### The problem
Quote every line of the data below as it stands, omitting pictures.

Dataset entries
****

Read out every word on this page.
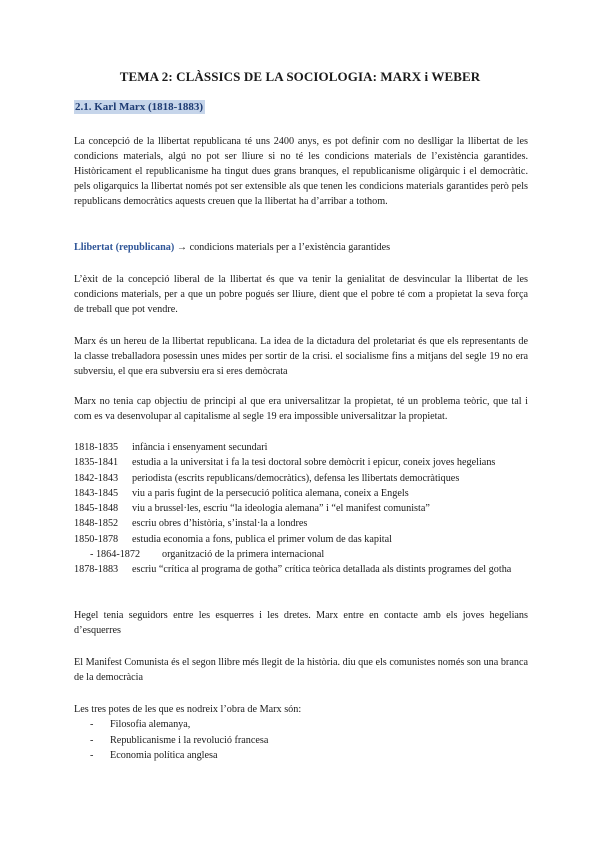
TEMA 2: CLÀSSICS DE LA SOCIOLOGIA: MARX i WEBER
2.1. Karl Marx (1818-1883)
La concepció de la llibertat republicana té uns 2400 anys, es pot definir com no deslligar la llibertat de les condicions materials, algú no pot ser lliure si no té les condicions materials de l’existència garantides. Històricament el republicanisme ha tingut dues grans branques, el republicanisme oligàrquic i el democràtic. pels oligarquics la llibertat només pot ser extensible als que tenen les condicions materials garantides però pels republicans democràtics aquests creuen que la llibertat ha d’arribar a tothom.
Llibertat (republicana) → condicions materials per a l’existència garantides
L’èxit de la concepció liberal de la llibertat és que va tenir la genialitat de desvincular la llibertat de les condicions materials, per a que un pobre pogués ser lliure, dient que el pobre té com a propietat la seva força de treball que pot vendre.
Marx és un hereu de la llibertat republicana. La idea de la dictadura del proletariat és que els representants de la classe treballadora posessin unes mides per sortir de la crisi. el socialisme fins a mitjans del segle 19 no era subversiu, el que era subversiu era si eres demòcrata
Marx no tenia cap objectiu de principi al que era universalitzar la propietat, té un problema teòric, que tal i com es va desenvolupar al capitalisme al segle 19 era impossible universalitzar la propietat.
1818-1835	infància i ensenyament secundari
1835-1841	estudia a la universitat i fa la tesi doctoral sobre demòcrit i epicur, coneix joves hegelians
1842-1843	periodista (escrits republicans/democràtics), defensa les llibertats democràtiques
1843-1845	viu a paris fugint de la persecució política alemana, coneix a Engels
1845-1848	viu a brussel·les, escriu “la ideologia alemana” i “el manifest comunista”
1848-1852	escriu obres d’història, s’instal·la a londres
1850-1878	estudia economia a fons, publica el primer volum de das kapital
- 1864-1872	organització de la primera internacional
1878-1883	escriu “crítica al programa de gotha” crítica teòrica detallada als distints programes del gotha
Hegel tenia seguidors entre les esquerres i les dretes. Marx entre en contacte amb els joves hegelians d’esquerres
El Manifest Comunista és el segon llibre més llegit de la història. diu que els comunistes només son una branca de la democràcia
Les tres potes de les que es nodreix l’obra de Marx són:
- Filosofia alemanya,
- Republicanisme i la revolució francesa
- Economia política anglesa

****

### Correct output
Read out every word on this page.
TEMA 2: CLÀSSICS DE LA SOCIOLOGIA: MARX i WEBER
2.1. Karl Marx (1818-1883)
La concepció de la llibertat republicana té uns 2400 anys, es pot definir com no deslligar la llibertat de les condicions materials, algú no pot ser lliure si no té les condicions materials de l’existència garantides. Històricament el republicanisme ha tingut dues grans branques, el republicanisme oligàrquic i el democràtic. pels oligarquics la llibertat només pot ser extensible als que tenen les condicions materials garantides però pels republicans democràtics aquests creuen que la llibertat ha d’arribar a tothom.
Llibertat (republicana) → condicions materials per a l’existència garantides
L’èxit de la concepció liberal de la llibertat és que va tenir la genialitat de desvincular la llibertat de les condicions materials, per a que un pobre pogués ser lliure, dient que el pobre té com a propietat la seva força de treball que pot vendre.
Marx és un hereu de la llibertat republicana. La idea de la dictadura del proletariat és que els representants de la classe treballadora posessin unes mides per sortir de la crisi. el socialisme fins a mitjans del segle 19 no era subversiu, el que era subversiu era si eres demòcrata
Marx no tenia cap objectiu de principi al que era universalitzar la propietat, té un problema teòric, que tal i com es va desenvolupar al capitalisme al segle 19 era impossible universalitzar la propietat.
1818-1835	infància i ensenyament secundari
1835-1841	estudia a la universitat i fa la tesi doctoral sobre demòcrit i epicur, coneix joves hegelians
1842-1843	periodista (escrits republicans/democràtics), defensa les llibertats democràtiques
1843-1845	viu a paris fugint de la persecució política alemana, coneix a Engels
1845-1848	viu a brussel·les, escriu “la ideologia alemana” i “el manifest comunista”
1848-1852	escriu obres d’història, s’instal·la a londres
1850-1878	estudia economia a fons, publica el primer volum de das kapital
- 1864-1872	organització de la primera internacional
1878-1883	escriu “crítica al programa de gotha” crítica teòrica detallada als distints programes del gotha
Hegel tenia seguidors entre les esquerres i les dretes. Marx entre en contacte amb els joves hegelians d’esquerres
El Manifest Comunista és el segon llibre més llegit de la història. diu que els comunistes només son una branca de la democràcia
Les tres potes de les que es nodreix l’obra de Marx són:
- Filosofia alemanya,
- Republicanisme i la revolució francesa
- Economia política anglesa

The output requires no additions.